Problem: In your copy, leave out the pictures and repeat the entries below exactly.

Dataset entries
□ □ □ □ □ □ □

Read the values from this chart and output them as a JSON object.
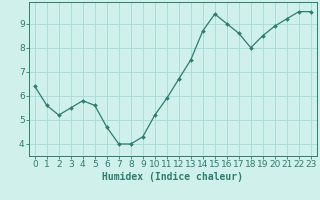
{
  "x": [
    0,
    1,
    2,
    3,
    4,
    5,
    6,
    7,
    8,
    9,
    10,
    11,
    12,
    13,
    14,
    15,
    16,
    17,
    18,
    19,
    20,
    21,
    22,
    23
  ],
  "y": [
    6.4,
    5.6,
    5.2,
    5.5,
    5.8,
    5.6,
    4.7,
    4.0,
    4.0,
    4.3,
    5.2,
    5.9,
    6.7,
    7.5,
    8.7,
    9.4,
    9.0,
    8.6,
    8.0,
    8.5,
    8.9,
    9.2,
    9.5,
    9.5
  ],
  "line_color": "#2e7d6e",
  "marker": "D",
  "markersize": 2.0,
  "linewidth": 0.9,
  "background_color": "#cff0eb",
  "grid_color": "#aaddda",
  "xlabel": "Humidex (Indice chaleur)",
  "xlabel_fontsize": 7,
  "tick_fontsize": 6.5,
  "ylim": [
    3.5,
    9.9
  ],
  "xlim": [
    -0.5,
    23.5
  ],
  "yticks": [
    4,
    5,
    6,
    7,
    8,
    9
  ],
  "xticks": [
    0,
    1,
    2,
    3,
    4,
    5,
    6,
    7,
    8,
    9,
    10,
    11,
    12,
    13,
    14,
    15,
    16,
    17,
    18,
    19,
    20,
    21,
    22,
    23
  ]
}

□ □ □ □ □ □ □

Output for this exercise:
Read the values from this chart and output them as a JSON object.
{
  "x": [
    0,
    1,
    2,
    3,
    4,
    5,
    6,
    7,
    8,
    9,
    10,
    11,
    12,
    13,
    14,
    15,
    16,
    17,
    18,
    19,
    20,
    21,
    22,
    23
  ],
  "y": [
    6.4,
    5.6,
    5.2,
    5.5,
    5.8,
    5.6,
    4.7,
    4.0,
    4.0,
    4.3,
    5.2,
    5.9,
    6.7,
    7.5,
    8.7,
    9.4,
    9.0,
    8.6,
    8.0,
    8.5,
    8.9,
    9.2,
    9.5,
    9.5
  ],
  "line_color": "#2e7d6e",
  "marker": "D",
  "markersize": 2.0,
  "linewidth": 0.9,
  "background_color": "#cff0eb",
  "grid_color": "#aaddda",
  "xlabel": "Humidex (Indice chaleur)",
  "xlabel_fontsize": 7,
  "tick_fontsize": 6.5,
  "ylim": [
    3.5,
    9.9
  ],
  "xlim": [
    -0.5,
    23.5
  ],
  "yticks": [
    4,
    5,
    6,
    7,
    8,
    9
  ],
  "xticks": [
    0,
    1,
    2,
    3,
    4,
    5,
    6,
    7,
    8,
    9,
    10,
    11,
    12,
    13,
    14,
    15,
    16,
    17,
    18,
    19,
    20,
    21,
    22,
    23
  ]
}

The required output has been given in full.